Directions – Reproduce every line of the data below exactly as it appears, but leave out the pictures.

Extracted material –
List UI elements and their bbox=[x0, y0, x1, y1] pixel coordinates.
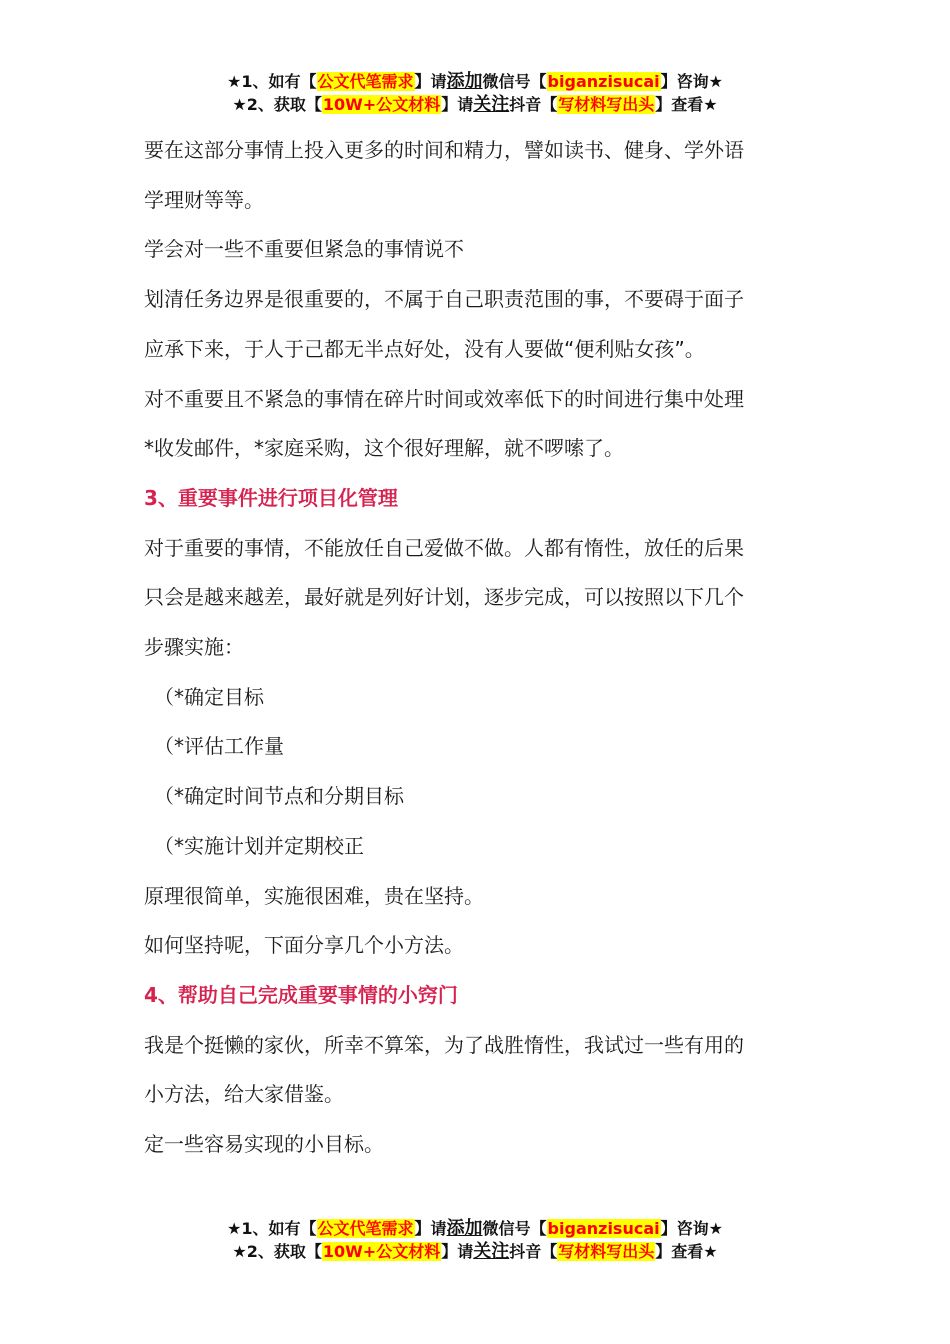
banner-line-2: ★2、获取【10W+公文材料】请关注抖音【写材料写出头】查看★ bbox=[232, 94, 718, 115]
paragraph: 要在这部分事情上投入更多的时间和精力，譬如读书、健身、学外语 bbox=[144, 138, 744, 162]
highlight-ghostwriting: 公文代笔需求 bbox=[317, 72, 414, 91]
star-icon: ★ bbox=[703, 1242, 718, 1261]
star-icon: ★ bbox=[232, 95, 247, 114]
banner-line-2: ★2、获取【10W+公文材料】请关注抖音【写材料写出头】查看★ bbox=[232, 1241, 718, 1262]
paragraph: 应承下来，于人于己都无半点好处，没有人要做“便利贴女孩”。 bbox=[144, 336, 705, 361]
star-icon: ★ bbox=[227, 72, 242, 91]
star-icon: ★ bbox=[708, 72, 723, 91]
highlight-douyin-account: 写材料写出头 bbox=[558, 1242, 655, 1261]
star-icon: ★ bbox=[703, 95, 718, 114]
highlight-materials: 10W+公文材料 bbox=[322, 95, 441, 114]
step-item: （*确定时间节点和分期目标 bbox=[154, 784, 404, 809]
star-icon: ★ bbox=[227, 1219, 242, 1238]
paragraph: 学会对一些不重要但紧急的事情说不 bbox=[144, 237, 464, 262]
highlight-materials: 10W+公文材料 bbox=[322, 1242, 441, 1261]
paragraph: 对不重要且不紧急的事情在碎片时间或效率低下的时间进行集中处理 bbox=[144, 386, 744, 411]
paragraph: 划清任务边界是很重要的，不属于自己职责范围的事，不要碍于面子 bbox=[144, 287, 744, 312]
footer-banner bbox=[0, 1217, 950, 1263]
highlight-douyin-account: 写材料写出头 bbox=[558, 95, 655, 114]
paragraph: 学理财等等。 bbox=[144, 187, 264, 212]
header-banner bbox=[0, 70, 950, 116]
paragraph: 定一些容易实现的小目标。 bbox=[144, 1132, 384, 1157]
add-emphasis: 添加 bbox=[446, 71, 483, 92]
section-heading-3: 3、重要事件进行项目化管理 bbox=[144, 485, 398, 510]
banner-line-1: ★1、如有【公文代笔需求】请添加微信号【biganzisucai】咨询★ bbox=[227, 1218, 723, 1239]
paragraph: *收发邮件，*家庭采购，这个很好理解，就不啰嗦了。 bbox=[144, 436, 624, 461]
star-icon: ★ bbox=[232, 1242, 247, 1261]
step-item: （*实施计划并定期校正 bbox=[154, 833, 364, 858]
highlight-ghostwriting: 公文代笔需求 bbox=[317, 1219, 414, 1238]
paragraph: 我是个挺懒的家伙，所幸不算笨，为了战胜惰性，我试过一些有用的 bbox=[144, 1032, 744, 1057]
section-heading-4: 4、帮助自己完成重要事情的小窍门 bbox=[144, 982, 458, 1007]
document-body bbox=[144, 126, 816, 1170]
paragraph: 原理很简单，实施很困难，贵在坚持。 bbox=[144, 883, 484, 908]
paragraph: 小方法，给大家借鉴。 bbox=[144, 1082, 344, 1107]
step-item: （*评估工作量 bbox=[154, 734, 284, 759]
paragraph: 步骤实施： bbox=[144, 635, 244, 660]
paragraph: 对于重要的事情，不能放任自己爱做不做。人都有惰性，放任的后果 bbox=[144, 535, 744, 560]
step-item: （*确定目标 bbox=[154, 684, 264, 709]
paragraph: 如何坚持呢，下面分享几个小方法。 bbox=[144, 933, 464, 958]
highlight-wechat-id: biganzisucai bbox=[547, 72, 660, 91]
highlight-wechat-id: biganzisucai bbox=[547, 1219, 660, 1238]
follow-emphasis: 关注 bbox=[473, 94, 510, 115]
star-icon: ★ bbox=[708, 1219, 723, 1238]
add-emphasis: 添加 bbox=[446, 1218, 483, 1239]
follow-emphasis: 关注 bbox=[473, 1241, 510, 1262]
paragraph: 只会是越来越差，最好就是列好计划，逐步完成，可以按照以下几个 bbox=[144, 585, 744, 610]
banner-line-1: ★1、如有【公文代笔需求】请添加微信号【biganzisucai】咨询★ bbox=[227, 71, 723, 92]
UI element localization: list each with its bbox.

Final result –
List UI elements and their bbox=[x0, y0, x1, y1] pixel coordinates.
banner-line-2: ★2、获取【10W+公文材料】请关注抖音【写材料写出头】查看★ bbox=[232, 94, 718, 115]
paragraph: 要在这部分事情上投入更多的时间和精力，譬如读书、健身、学外语 bbox=[144, 138, 744, 162]
highlight-ghostwriting: 公文代笔需求 bbox=[317, 72, 414, 91]
star-icon: ★ bbox=[703, 1242, 718, 1261]
star-icon: ★ bbox=[232, 95, 247, 114]
banner-line-2: ★2、获取【10W+公文材料】请关注抖音【写材料写出头】查看★ bbox=[232, 1241, 718, 1262]
paragraph: 应承下来，于人于己都无半点好处，没有人要做“便利贴女孩”。 bbox=[144, 336, 705, 361]
star-icon: ★ bbox=[227, 72, 242, 91]
star-icon: ★ bbox=[708, 72, 723, 91]
highlight-douyin-account: 写材料写出头 bbox=[558, 1242, 655, 1261]
star-icon: ★ bbox=[703, 95, 718, 114]
highlight-materials: 10W+公文材料 bbox=[322, 95, 441, 114]
step-item: （*确定时间节点和分期目标 bbox=[154, 784, 404, 809]
star-icon: ★ bbox=[227, 1219, 242, 1238]
paragraph: 学会对一些不重要但紧急的事情说不 bbox=[144, 237, 464, 262]
highlight-materials: 10W+公文材料 bbox=[322, 1242, 441, 1261]
paragraph: 对不重要且不紧急的事情在碎片时间或效率低下的时间进行集中处理 bbox=[144, 386, 744, 411]
paragraph: 划清任务边界是很重要的，不属于自己职责范围的事，不要碍于面子 bbox=[144, 287, 744, 312]
footer-banner bbox=[0, 1217, 950, 1263]
highlight-douyin-account: 写材料写出头 bbox=[558, 95, 655, 114]
paragraph: 学理财等等。 bbox=[144, 187, 264, 212]
header-banner bbox=[0, 70, 950, 116]
paragraph: 定一些容易实现的小目标。 bbox=[144, 1132, 384, 1157]
add-emphasis: 添加 bbox=[446, 71, 483, 92]
section-heading-3: 3、重要事件进行项目化管理 bbox=[144, 485, 398, 510]
banner-line-1: ★1、如有【公文代笔需求】请添加微信号【biganzisucai】咨询★ bbox=[227, 1218, 723, 1239]
paragraph: *收发邮件，*家庭采购，这个很好理解，就不啰嗦了。 bbox=[144, 436, 624, 461]
star-icon: ★ bbox=[232, 1242, 247, 1261]
step-item: （*实施计划并定期校正 bbox=[154, 833, 364, 858]
highlight-ghostwriting: 公文代笔需求 bbox=[317, 1219, 414, 1238]
paragraph: 我是个挺懒的家伙，所幸不算笨，为了战胜惰性，我试过一些有用的 bbox=[144, 1032, 744, 1057]
section-heading-4: 4、帮助自己完成重要事情的小窍门 bbox=[144, 982, 458, 1007]
document-body bbox=[144, 126, 816, 1170]
paragraph: 原理很简单，实施很困难，贵在坚持。 bbox=[144, 883, 484, 908]
paragraph: 小方法，给大家借鉴。 bbox=[144, 1082, 344, 1107]
step-item: （*评估工作量 bbox=[154, 734, 284, 759]
paragraph: 步骤实施： bbox=[144, 635, 244, 660]
paragraph: 对于重要的事情，不能放任自己爱做不做。人都有惰性，放任的后果 bbox=[144, 535, 744, 560]
step-item: （*确定目标 bbox=[154, 684, 264, 709]
paragraph: 如何坚持呢，下面分享几个小方法。 bbox=[144, 933, 464, 958]
highlight-wechat-id: biganzisucai bbox=[547, 72, 660, 91]
highlight-wechat-id: biganzisucai bbox=[547, 1219, 660, 1238]
follow-emphasis: 关注 bbox=[473, 94, 510, 115]
star-icon: ★ bbox=[708, 1219, 723, 1238]
add-emphasis: 添加 bbox=[446, 1218, 483, 1239]
follow-emphasis: 关注 bbox=[473, 1241, 510, 1262]
paragraph: 只会是越来越差，最好就是列好计划，逐步完成，可以按照以下几个 bbox=[144, 585, 744, 610]
banner-line-1: ★1、如有【公文代笔需求】请添加微信号【biganzisucai】咨询★ bbox=[227, 71, 723, 92]
UI element localization: list each with its bbox.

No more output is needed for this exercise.